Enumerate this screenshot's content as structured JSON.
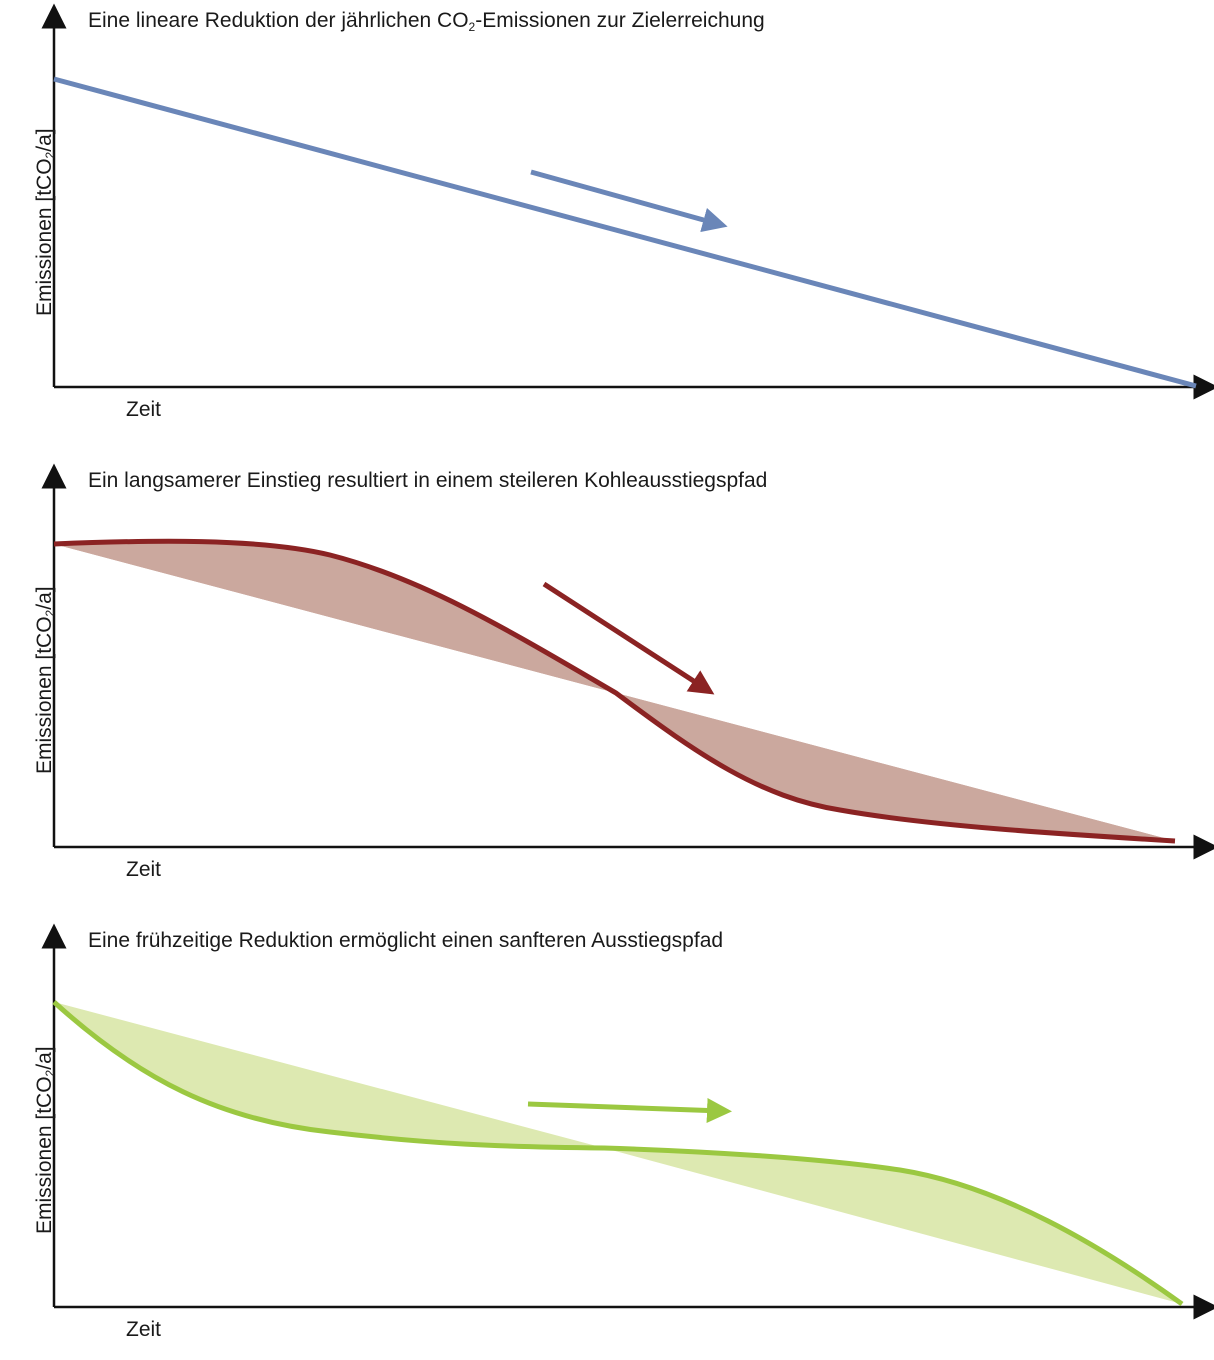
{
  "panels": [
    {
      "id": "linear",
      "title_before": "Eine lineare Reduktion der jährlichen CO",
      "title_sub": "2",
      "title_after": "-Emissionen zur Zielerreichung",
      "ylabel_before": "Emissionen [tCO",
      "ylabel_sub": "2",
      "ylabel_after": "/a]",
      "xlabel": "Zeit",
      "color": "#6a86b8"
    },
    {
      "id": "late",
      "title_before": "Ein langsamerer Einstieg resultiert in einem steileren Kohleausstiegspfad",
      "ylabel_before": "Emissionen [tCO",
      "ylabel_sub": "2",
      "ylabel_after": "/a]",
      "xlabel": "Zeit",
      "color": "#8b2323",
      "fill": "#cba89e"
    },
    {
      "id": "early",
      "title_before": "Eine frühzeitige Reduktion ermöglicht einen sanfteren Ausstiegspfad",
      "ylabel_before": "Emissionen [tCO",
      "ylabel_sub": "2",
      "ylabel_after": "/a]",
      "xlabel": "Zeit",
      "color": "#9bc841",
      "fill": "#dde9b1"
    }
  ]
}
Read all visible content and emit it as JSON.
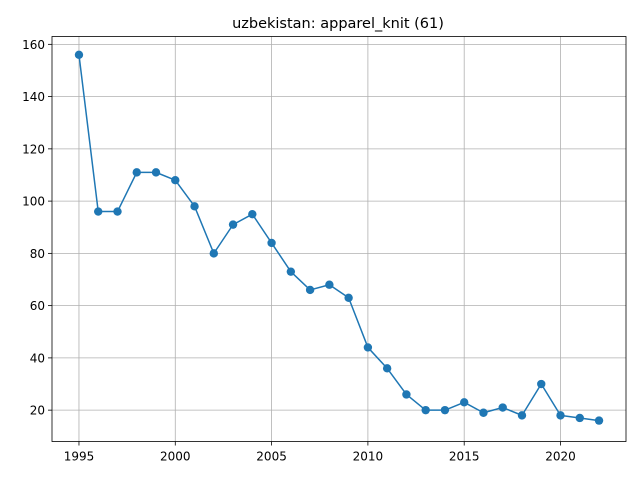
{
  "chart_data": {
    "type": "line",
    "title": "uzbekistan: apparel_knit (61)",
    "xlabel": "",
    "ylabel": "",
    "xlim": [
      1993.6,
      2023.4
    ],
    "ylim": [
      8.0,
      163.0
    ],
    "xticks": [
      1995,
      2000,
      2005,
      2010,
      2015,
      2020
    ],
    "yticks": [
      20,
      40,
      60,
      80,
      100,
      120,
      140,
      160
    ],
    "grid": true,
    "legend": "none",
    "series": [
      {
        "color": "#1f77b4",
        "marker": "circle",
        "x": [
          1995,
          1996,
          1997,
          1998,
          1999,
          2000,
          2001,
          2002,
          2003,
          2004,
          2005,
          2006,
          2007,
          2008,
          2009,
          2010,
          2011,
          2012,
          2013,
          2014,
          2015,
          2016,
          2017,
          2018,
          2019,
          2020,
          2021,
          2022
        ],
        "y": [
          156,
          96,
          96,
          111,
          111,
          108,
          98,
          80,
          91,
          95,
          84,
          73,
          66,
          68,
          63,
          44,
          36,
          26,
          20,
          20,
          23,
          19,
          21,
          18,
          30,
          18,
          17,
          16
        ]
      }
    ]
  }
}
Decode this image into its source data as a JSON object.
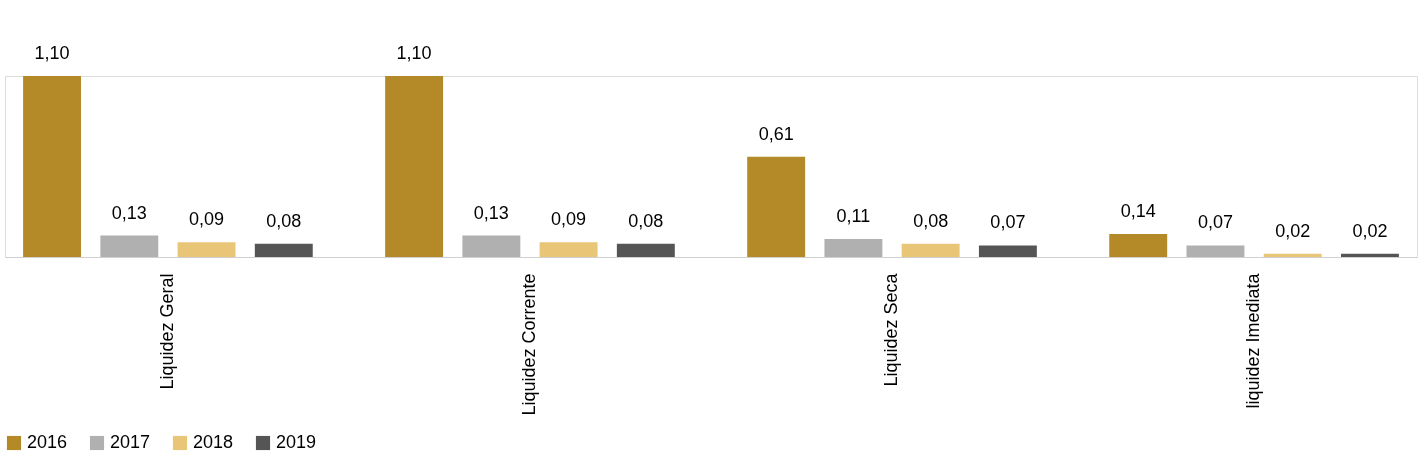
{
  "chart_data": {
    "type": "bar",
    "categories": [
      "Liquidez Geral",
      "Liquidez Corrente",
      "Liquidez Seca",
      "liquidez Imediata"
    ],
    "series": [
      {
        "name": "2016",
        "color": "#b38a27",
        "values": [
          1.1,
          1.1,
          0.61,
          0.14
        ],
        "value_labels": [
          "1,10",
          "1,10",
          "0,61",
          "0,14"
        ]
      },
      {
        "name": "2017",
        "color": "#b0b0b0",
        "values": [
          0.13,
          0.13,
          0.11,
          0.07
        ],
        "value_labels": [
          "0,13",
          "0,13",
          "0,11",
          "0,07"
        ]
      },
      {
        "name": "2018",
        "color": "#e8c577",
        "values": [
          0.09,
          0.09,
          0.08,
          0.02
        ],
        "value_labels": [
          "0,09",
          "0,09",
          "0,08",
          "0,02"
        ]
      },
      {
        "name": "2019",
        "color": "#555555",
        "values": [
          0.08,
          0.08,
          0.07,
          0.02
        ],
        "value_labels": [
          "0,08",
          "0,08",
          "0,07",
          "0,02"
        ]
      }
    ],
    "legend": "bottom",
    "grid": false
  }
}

────────────────

== WORK TO BE COMPLETED ==
Make an exact reproduction of the listing above, without any pictures.

== ANSWER IN FULL ==
Enumerate this screenshot's content as structured JSON.
{
  "panels": [
    {
      "id": "linear",
      "title_before": "Eine lineare Reduktion der jährlichen CO",
      "title_sub": "2",
      "title_after": "-Emissionen zur Zielerreichung",
      "ylabel_before": "Emissionen [tCO",
      "ylabel_sub": "2",
      "ylabel_after": "/a]",
      "xlabel": "Zeit",
      "color": "#6a86b8"
    },
    {
      "id": "late",
      "title_before": "Ein langsamerer Einstieg resultiert in einem steileren Kohleausstiegspfad",
      "ylabel_before": "Emissionen [tCO",
      "ylabel_sub": "2",
      "ylabel_after": "/a]",
      "xlabel": "Zeit",
      "color": "#8b2323",
      "fill": "#cba89e"
    },
    {
      "id": "early",
      "title_before": "Eine frühzeitige Reduktion ermöglicht einen sanfteren Ausstiegspfad",
      "ylabel_before": "Emissionen [tCO",
      "ylabel_sub": "2",
      "ylabel_after": "/a]",
      "xlabel": "Zeit",
      "color": "#9bc841",
      "fill": "#dde9b1"
    }
  ]
}
Read all visible content and emit it as JSON.
{
  "chart_data": {
    "type": "line",
    "title": "uzbekistan: apparel_knit (61)",
    "xlabel": "",
    "ylabel": "",
    "xlim": [
      1993.6,
      2023.4
    ],
    "ylim": [
      8.0,
      163.0
    ],
    "xticks": [
      1995,
      2000,
      2005,
      2010,
      2015,
      2020
    ],
    "yticks": [
      20,
      40,
      60,
      80,
      100,
      120,
      140,
      160
    ],
    "grid": true,
    "legend": "none",
    "series": [
      {
        "color": "#1f77b4",
        "marker": "circle",
        "x": [
          1995,
          1996,
          1997,
          1998,
          1999,
          2000,
          2001,
          2002,
          2003,
          2004,
          2005,
          2006,
          2007,
          2008,
          2009,
          2010,
          2011,
          2012,
          2013,
          2014,
          2015,
          2016,
          2017,
          2018,
          2019,
          2020,
          2021,
          2022
        ],
        "y": [
          156,
          96,
          96,
          111,
          111,
          108,
          98,
          80,
          91,
          95,
          84,
          73,
          66,
          68,
          63,
          44,
          36,
          26,
          20,
          20,
          23,
          19,
          21,
          18,
          30,
          18,
          17,
          16
        ]
      }
    ]
  }
}
Decode this image into its source data as a JSON object.
{
  "chart_data": {
    "type": "bar",
    "categories": [
      "Liquidez Geral",
      "Liquidez Corrente",
      "Liquidez Seca",
      "liquidez Imediata"
    ],
    "series": [
      {
        "name": "2016",
        "color": "#b38a27",
        "values": [
          1.1,
          1.1,
          0.61,
          0.14
        ],
        "value_labels": [
          "1,10",
          "1,10",
          "0,61",
          "0,14"
        ]
      },
      {
        "name": "2017",
        "color": "#b0b0b0",
        "values": [
          0.13,
          0.13,
          0.11,
          0.07
        ],
        "value_labels": [
          "0,13",
          "0,13",
          "0,11",
          "0,07"
        ]
      },
      {
        "name": "2018",
        "color": "#e8c577",
        "values": [
          0.09,
          0.09,
          0.08,
          0.02
        ],
        "value_labels": [
          "0,09",
          "0,09",
          "0,08",
          "0,02"
        ]
      },
      {
        "name": "2019",
        "color": "#555555",
        "values": [
          0.08,
          0.08,
          0.07,
          0.02
        ],
        "value_labels": [
          "0,08",
          "0,08",
          "0,07",
          "0,02"
        ]
      }
    ],
    "legend": "bottom",
    "grid": false
  }
}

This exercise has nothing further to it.